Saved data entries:
========================================================================

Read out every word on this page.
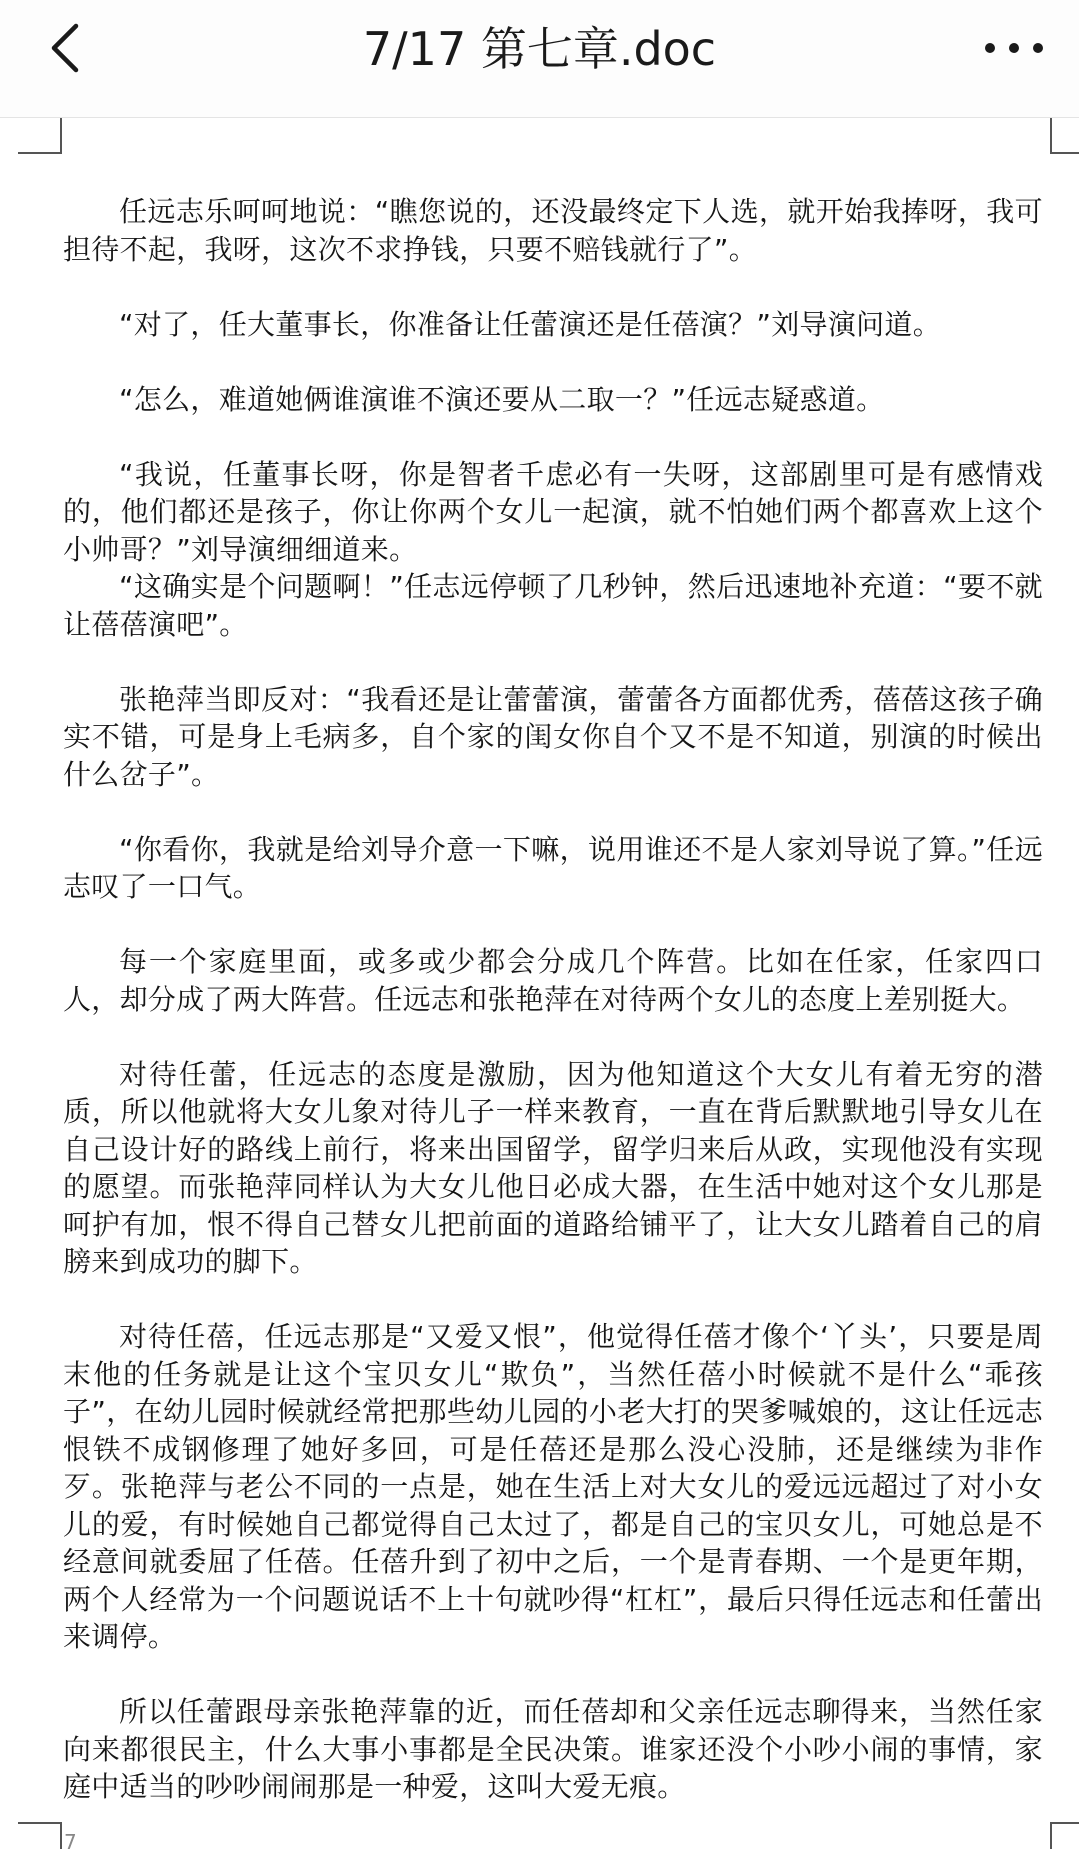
7/17 第七章.doc

任远志乐呵呵地说：“瞧您说的，还没最终定下人选，就开始我捧呀，我可担待不起，我呀，这次不求挣钱，只要不赔钱就行了”。

“对了，任大董事长，你准备让任蕾演还是任蓓演？”刘导演问道。

“怎么，难道她俩谁演谁不演还要从二取一？”任远志疑惑道。

“我说，任董事长呀，你是智者千虑必有一失呀，这部剧里可是有感情戏的，他们都还是孩子，你让你两个女儿一起演，就不怕她们两个都喜欢上这个小帅哥？”刘导演细细道来。

“这确实是个问题啊！”任志远停顿了几秒钟，然后迅速地补充道：“要不就让蓓蓓演吧”。

张艳萍当即反对：“我看还是让蕾蕾演，蕾蕾各方面都优秀，蓓蓓这孩子确实不错，可是身上毛病多，自个家的闺女你自个又不是不知道，别演的时候出什么岔子”。

“你看你，我就是给刘导介意一下嘛，说用谁还不是人家刘导说了算。”任远志叹了一口气。

每一个家庭里面，或多或少都会分成几个阵营。比如在任家，任家四口人，却分成了两大阵营。任远志和张艳萍在对待两个女儿的态度上差别挺大。

对待任蕾，任远志的态度是激励，因为他知道这个大女儿有着无穷的潜质，所以他就将大女儿象对待儿子一样来教育，一直在背后默默地引导女儿在自己设计好的路线上前行，将来出国留学，留学归来后从政，实现他没有实现的愿望。而张艳萍同样认为大女儿他日必成大器，在生活中她对这个女儿那是呵护有加，恨不得自己替女儿把前面的道路给铺平了，让大女儿踏着自己的肩膀来到成功的脚下。

对待任蓓，任远志那是“又爱又恨”，他觉得任蓓才像个‘丫头’，只要是周末他的任务就是让这个宝贝女儿“欺负”，当然任蓓小时候就不是什么“乖孩子”，在幼儿园时候就经常把那些幼儿园的小老大打的哭爹喊娘的，这让任远志恨铁不成钢修理了她好多回，可是任蓓还是那么没心没肺，还是继续为非作歹。张艳萍与老公不同的一点是，她在生活上对大女儿的爱远远超过了对小女儿的爱，有时候她自己都觉得自己太过了，都是自己的宝贝女儿，可她总是不经意间就委屈了任蓓。任蓓升到了初中之后，一个是青春期、一个是更年期，两个人经常为一个问题说话不上十句就吵得“杠杠”，最后只得任远志和任蕾出来调停。

所以任蕾跟母亲张艳萍靠的近，而任蓓却和父亲任远志聊得来，当然任家向来都很民主，什么大事小事都是全民决策。谁家还没个小吵小闹的事情，家庭中适当的吵吵闹闹那是一种爱，这叫大爱无痕。

7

========================================================================

**Written instruction:** Pictures are not part of the copy; output everything else in the records exactly.

**Finished exercise:**
Read out every word on this page.
7/17 第七章.doc

任远志乐呵呵地说：“瞧您说的，还没最终定下人选，就开始我捧呀，我可担待不起，我呀，这次不求挣钱，只要不赔钱就行了”。

“对了，任大董事长，你准备让任蕾演还是任蓓演？”刘导演问道。

“怎么，难道她俩谁演谁不演还要从二取一？”任远志疑惑道。

“我说，任董事长呀，你是智者千虑必有一失呀，这部剧里可是有感情戏的，他们都还是孩子，你让你两个女儿一起演，就不怕她们两个都喜欢上这个小帅哥？”刘导演细细道来。

“这确实是个问题啊！”任志远停顿了几秒钟，然后迅速地补充道：“要不就让蓓蓓演吧”。

张艳萍当即反对：“我看还是让蕾蕾演，蕾蕾各方面都优秀，蓓蓓这孩子确实不错，可是身上毛病多，自个家的闺女你自个又不是不知道，别演的时候出什么岔子”。

“你看你，我就是给刘导介意一下嘛，说用谁还不是人家刘导说了算。”任远志叹了一口气。

每一个家庭里面，或多或少都会分成几个阵营。比如在任家，任家四口人，却分成了两大阵营。任远志和张艳萍在对待两个女儿的态度上差别挺大。

对待任蕾，任远志的态度是激励，因为他知道这个大女儿有着无穷的潜质，所以他就将大女儿象对待儿子一样来教育，一直在背后默默地引导女儿在自己设计好的路线上前行，将来出国留学，留学归来后从政，实现他没有实现的愿望。而张艳萍同样认为大女儿他日必成大器，在生活中她对这个女儿那是呵护有加，恨不得自己替女儿把前面的道路给铺平了，让大女儿踏着自己的肩膀来到成功的脚下。

对待任蓓，任远志那是“又爱又恨”，他觉得任蓓才像个‘丫头’，只要是周末他的任务就是让这个宝贝女儿“欺负”，当然任蓓小时候就不是什么“乖孩子”，在幼儿园时候就经常把那些幼儿园的小老大打的哭爹喊娘的，这让任远志恨铁不成钢修理了她好多回，可是任蓓还是那么没心没肺，还是继续为非作歹。张艳萍与老公不同的一点是，她在生活上对大女儿的爱远远超过了对小女儿的爱，有时候她自己都觉得自己太过了，都是自己的宝贝女儿，可她总是不经意间就委屈了任蓓。任蓓升到了初中之后，一个是青春期、一个是更年期，两个人经常为一个问题说话不上十句就吵得“杠杠”，最后只得任远志和任蕾出来调停。

所以任蕾跟母亲张艳萍靠的近，而任蓓却和父亲任远志聊得来，当然任家向来都很民主，什么大事小事都是全民决策。谁家还没个小吵小闹的事情，家庭中适当的吵吵闹闹那是一种爱，这叫大爱无痕。

7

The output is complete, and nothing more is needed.